» **Verilen metin**:
((
Yargıtay Hukuk Daireleri Kararları • İŞÇİNİN FAZLA MESAİ / YILLIK İZİN ÜCRETİNİN HESAPLANMA USULÜ

YARGITAY 22. Hukuk Dairesi
ESAS: 2013/3375
KARAR: 2014/2203

Davacı, kıdem tazminatı, izin ücreti, fazla çalışma ücreti ile ücret alacaklarının ödetilmesine karar verilmesini istemiştir.

Mahkeme, isteği kısmen hüküm altına almıştır.

Hüküm süresi içinde davalı avukatı tarafından temyiz edilmiş olmakla, dava dosyası için Tetkik Hakimi tarafından düzenlenen rapor dinlendikten sonra dosya incelendi, gereği konuşulup düşünüldü:

Davacı vekili, müvekkilinin davalı işyerinde 01.09.2003-23.11.2009 tarihleri arasında kesintisiz olarak çalıştığını, ekonomik nedenlerle iş sözleşmesinin feshedildiği ileri sürerek ödenmediğini belirttiği bir kısım alacaklarının davalıdan tahsilini talep etmiştir.

Davalı vekili, davacının 01.10.2003-28.11.2009 tarihleri arasında davalı işyerinde çalıştığını, davalının ekonomik krizden etkilenmesi nedeniyle iş sözleşmelerinin bildirim sürelerine uyularak feshedildiğini savunarak davanın reddine karar verilmesini talep etmiştir.

Mahkemece, davanın kısmen kabulüne karar verilmiştir.

Karar, davalı tarafından temyiz edilmiştir.

1-Dosyadaki yazılara, toplanan delillerle kararın dayandığı kanuni gerektirici sebeplere göre, davalının aşağıdaki bentlerin kapsamı dışında kalan temyiz itirazları yerinde değildir.

2-Taraflar arasında uyuşmazlık, işçinin kullandırılmayan izin süresinin hesabı noktasında toplanmaktadır.
))
» **Kayıtlar**:
((
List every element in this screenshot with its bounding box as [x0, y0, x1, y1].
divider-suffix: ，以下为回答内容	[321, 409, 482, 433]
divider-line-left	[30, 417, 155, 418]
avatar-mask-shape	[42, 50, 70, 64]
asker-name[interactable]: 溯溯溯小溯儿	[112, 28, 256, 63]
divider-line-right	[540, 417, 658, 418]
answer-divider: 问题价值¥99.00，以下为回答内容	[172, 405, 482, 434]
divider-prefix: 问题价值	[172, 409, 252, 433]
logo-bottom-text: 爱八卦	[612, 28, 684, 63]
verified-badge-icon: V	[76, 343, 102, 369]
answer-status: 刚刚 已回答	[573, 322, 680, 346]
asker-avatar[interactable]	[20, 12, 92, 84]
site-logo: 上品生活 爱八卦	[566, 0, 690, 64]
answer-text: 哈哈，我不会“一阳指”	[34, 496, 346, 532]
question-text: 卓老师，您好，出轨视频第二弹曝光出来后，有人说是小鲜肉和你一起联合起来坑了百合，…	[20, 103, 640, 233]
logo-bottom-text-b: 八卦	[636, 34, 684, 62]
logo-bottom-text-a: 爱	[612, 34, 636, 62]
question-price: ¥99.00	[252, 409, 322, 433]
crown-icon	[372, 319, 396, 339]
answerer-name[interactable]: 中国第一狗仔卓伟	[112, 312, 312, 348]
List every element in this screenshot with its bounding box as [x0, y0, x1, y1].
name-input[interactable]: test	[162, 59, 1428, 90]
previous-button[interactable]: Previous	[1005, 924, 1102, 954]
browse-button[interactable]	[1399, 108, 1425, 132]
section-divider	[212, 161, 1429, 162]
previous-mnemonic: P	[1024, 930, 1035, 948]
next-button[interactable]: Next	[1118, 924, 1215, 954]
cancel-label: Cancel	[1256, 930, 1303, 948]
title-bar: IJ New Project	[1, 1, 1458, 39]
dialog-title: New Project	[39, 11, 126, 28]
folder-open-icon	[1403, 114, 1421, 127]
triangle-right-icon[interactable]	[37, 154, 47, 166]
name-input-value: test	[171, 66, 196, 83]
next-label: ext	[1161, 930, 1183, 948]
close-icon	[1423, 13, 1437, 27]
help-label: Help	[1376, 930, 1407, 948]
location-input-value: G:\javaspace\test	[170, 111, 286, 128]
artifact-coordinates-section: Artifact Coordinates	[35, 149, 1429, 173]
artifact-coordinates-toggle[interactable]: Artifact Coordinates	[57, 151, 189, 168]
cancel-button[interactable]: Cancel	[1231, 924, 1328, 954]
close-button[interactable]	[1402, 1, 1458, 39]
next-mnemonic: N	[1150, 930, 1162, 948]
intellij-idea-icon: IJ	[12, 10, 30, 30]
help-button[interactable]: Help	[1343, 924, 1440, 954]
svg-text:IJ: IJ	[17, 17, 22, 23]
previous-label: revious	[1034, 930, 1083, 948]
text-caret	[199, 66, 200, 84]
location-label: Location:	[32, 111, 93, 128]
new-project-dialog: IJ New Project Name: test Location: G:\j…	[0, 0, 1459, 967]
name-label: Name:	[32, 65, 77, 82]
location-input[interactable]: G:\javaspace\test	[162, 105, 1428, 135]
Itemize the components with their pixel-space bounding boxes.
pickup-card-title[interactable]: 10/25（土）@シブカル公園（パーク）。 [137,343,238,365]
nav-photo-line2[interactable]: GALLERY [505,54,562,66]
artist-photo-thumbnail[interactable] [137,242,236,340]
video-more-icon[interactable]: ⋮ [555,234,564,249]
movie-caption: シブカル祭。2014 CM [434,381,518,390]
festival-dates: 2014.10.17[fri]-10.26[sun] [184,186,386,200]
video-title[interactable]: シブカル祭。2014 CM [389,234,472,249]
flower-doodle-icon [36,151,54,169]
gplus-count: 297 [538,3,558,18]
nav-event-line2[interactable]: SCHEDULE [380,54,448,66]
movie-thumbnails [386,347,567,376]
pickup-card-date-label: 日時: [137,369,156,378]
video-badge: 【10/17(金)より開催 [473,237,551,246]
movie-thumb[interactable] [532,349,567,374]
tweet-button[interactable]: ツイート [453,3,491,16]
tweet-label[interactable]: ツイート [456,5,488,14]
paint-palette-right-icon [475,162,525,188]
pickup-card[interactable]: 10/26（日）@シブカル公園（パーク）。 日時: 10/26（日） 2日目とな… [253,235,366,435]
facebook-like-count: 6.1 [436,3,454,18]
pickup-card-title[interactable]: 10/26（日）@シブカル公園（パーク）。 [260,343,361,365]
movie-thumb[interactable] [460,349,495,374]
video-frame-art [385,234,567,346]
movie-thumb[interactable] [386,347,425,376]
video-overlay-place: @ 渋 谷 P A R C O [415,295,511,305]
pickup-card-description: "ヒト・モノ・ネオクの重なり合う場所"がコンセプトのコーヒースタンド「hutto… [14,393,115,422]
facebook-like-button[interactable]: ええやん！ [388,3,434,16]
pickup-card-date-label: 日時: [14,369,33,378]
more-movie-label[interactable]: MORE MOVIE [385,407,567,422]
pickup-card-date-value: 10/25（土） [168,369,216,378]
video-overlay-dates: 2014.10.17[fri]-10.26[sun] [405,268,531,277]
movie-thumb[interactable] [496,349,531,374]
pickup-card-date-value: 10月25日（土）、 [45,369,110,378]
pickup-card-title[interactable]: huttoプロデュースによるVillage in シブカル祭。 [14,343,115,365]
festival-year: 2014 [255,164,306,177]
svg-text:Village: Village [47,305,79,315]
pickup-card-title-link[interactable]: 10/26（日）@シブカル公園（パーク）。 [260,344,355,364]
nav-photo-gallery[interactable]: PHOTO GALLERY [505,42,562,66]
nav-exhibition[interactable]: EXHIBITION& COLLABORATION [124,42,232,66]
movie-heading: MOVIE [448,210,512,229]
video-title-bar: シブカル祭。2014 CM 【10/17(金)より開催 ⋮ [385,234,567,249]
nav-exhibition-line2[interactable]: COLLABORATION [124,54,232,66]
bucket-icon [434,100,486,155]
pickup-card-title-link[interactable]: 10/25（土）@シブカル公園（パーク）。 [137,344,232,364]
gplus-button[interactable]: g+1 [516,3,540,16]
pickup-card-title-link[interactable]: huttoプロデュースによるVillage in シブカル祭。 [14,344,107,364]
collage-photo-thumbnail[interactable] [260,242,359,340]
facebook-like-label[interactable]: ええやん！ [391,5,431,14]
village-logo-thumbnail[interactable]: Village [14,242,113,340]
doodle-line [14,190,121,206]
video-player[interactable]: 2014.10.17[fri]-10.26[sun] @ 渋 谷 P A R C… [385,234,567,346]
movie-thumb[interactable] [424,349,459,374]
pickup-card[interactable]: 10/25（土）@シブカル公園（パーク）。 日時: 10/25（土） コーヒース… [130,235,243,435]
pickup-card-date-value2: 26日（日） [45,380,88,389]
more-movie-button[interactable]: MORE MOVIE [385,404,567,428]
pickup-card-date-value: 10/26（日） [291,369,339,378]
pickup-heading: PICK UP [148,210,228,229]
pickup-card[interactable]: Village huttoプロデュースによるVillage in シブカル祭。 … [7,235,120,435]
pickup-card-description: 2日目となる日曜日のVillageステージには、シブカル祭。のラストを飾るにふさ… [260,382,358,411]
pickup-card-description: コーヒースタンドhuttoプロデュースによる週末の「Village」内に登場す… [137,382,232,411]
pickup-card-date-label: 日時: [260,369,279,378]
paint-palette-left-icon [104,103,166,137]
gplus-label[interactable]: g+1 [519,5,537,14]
))
» **Alıştırma yönergeleri**:
1. Yargıtay kararına göre davacı vekili, müvekkilinin davalı işyerinde hangi tarihler arasında çalıştığını ileri sürmüştür?
2. Kayıtların başından başlayıp "417, 658, 418]" ifadesinin geçtiği satır da dahil olmak üzere o satıra kadar uzanan kısımda "asker-name" ifadesini "questioner-name" olarak değiştirir misin? Yalnızca bu satırları yaz ve geri kalan her şeyi olduğu gibi bırak.

» **Görev yanıtları**:
1. 01.09.2003-23.11.2009 tarihleri arasında kesintisiz olarak çalıştığını ileri sürmüştür.

2.
List every element in this screenshot with its bounding box as [x0, y0, x1, y1].
divider-suffix: ，以下为回答内容	[321, 409, 482, 433]
divider-line-left	[30, 417, 155, 418]
avatar-mask-shape	[42, 50, 70, 64]
questioner-name[interactable]: 溯溯溯小溯儿	[112, 28, 256, 63]
divider-line-right	[540, 417, 658, 418]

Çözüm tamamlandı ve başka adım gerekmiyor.